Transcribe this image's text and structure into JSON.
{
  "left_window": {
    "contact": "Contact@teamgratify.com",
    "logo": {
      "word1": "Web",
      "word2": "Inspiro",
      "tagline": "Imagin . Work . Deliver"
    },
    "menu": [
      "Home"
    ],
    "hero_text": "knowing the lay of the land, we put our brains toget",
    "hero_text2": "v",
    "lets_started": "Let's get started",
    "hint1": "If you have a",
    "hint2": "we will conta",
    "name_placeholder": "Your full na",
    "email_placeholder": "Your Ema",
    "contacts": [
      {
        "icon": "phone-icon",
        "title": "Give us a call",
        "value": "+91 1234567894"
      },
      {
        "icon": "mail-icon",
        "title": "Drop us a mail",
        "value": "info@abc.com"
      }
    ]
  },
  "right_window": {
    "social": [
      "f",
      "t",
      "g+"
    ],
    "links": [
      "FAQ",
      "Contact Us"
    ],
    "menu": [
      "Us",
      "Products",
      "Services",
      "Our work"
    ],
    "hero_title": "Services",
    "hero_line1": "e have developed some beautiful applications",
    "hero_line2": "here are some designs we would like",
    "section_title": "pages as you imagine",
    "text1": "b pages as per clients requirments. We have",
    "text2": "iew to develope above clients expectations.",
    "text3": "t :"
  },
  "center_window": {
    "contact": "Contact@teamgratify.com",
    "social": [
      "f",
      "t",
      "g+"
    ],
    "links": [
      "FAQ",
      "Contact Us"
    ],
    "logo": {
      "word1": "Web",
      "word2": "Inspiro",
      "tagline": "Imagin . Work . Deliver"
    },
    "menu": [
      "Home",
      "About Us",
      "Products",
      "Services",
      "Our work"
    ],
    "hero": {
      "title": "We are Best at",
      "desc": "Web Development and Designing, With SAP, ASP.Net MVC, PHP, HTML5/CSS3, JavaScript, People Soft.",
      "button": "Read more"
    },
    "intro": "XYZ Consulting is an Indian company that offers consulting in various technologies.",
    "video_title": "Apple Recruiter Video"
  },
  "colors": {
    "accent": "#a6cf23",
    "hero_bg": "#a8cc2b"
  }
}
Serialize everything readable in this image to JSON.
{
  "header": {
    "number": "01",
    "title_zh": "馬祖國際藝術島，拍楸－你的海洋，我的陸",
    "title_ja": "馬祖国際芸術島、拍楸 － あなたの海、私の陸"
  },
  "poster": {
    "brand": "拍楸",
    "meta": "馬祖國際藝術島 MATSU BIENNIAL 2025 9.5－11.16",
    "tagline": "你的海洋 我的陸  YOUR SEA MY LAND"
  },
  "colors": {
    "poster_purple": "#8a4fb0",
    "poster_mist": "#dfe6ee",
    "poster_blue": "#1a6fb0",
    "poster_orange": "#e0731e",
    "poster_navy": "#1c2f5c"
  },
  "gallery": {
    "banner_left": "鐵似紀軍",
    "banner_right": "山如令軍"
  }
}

····················

● **Goal**: Find the count of lines in the data above where the string "this" occurs. Provide that number alone.

● **Result of the task**: 2